==== Data to use ====

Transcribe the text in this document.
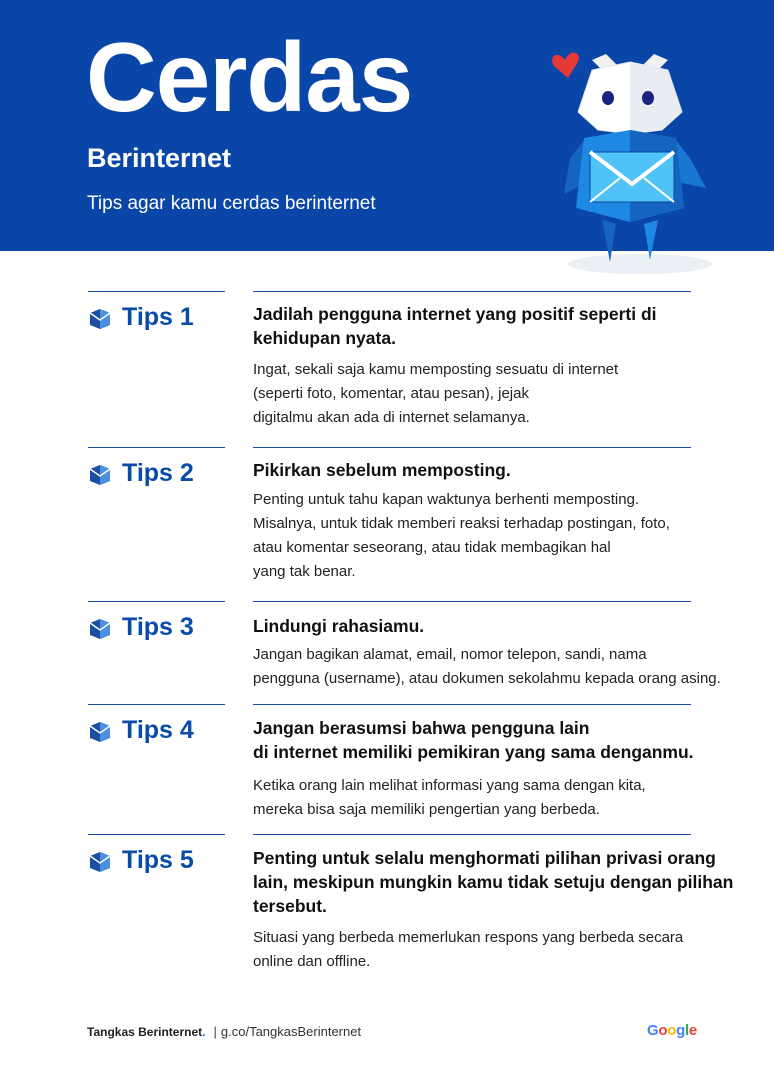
Cerdas
Berinternet

Tips agar kamu cerdas berinternet

Tips 1	Jadilah pengguna internet yang positif seperti di
kehidupan nyata.

Ingat, sekali saja kamu memposting sesuatu di internet
(seperti foto, komentar, atau pesan), jejak
digitalmu akan ada di internet selamanya.

Tips 2	Pikirkan sebelum memposting.

Penting untuk tahu kapan waktunya berhenti memposting.
Misalnya, untuk tidak memberi reaksi terhadap postingan, foto,
atau komentar seseorang, atau tidak membagikan hal
yang tak benar.

Tips 3	Lindungi rahasiamu.

Jangan bagikan alamat, email, nomor telepon, sandi, nama
pengguna (username), atau dokumen sekolahmu kepada orang asing.

Tips 4	Jangan berasumsi bahwa pengguna lain
di internet memiliki pemikiran yang sama denganmu.

Ketika orang lain melihat informasi yang sama dengan kita,
mereka bisa saja memiliki pengertian yang berbeda.

Tips 5	Penting untuk selalu menghormati pilihan privasi orang
lain, meskipun mungkin kamu tidak setuju dengan pilihan
tersebut.

Situasi yang berbeda memerlukan respons yang berbeda secara
online dan offline.

Tangkas Berinternet . | g.co/TangkasBerinternet	Google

====

▶ To do
Pull out all lines containing the word "memiliki" from the entries above.

▶ The response
di internet memiliki pemikiran yang sama denganmu.
mereka bisa saja memiliki pengertian yang berbeda.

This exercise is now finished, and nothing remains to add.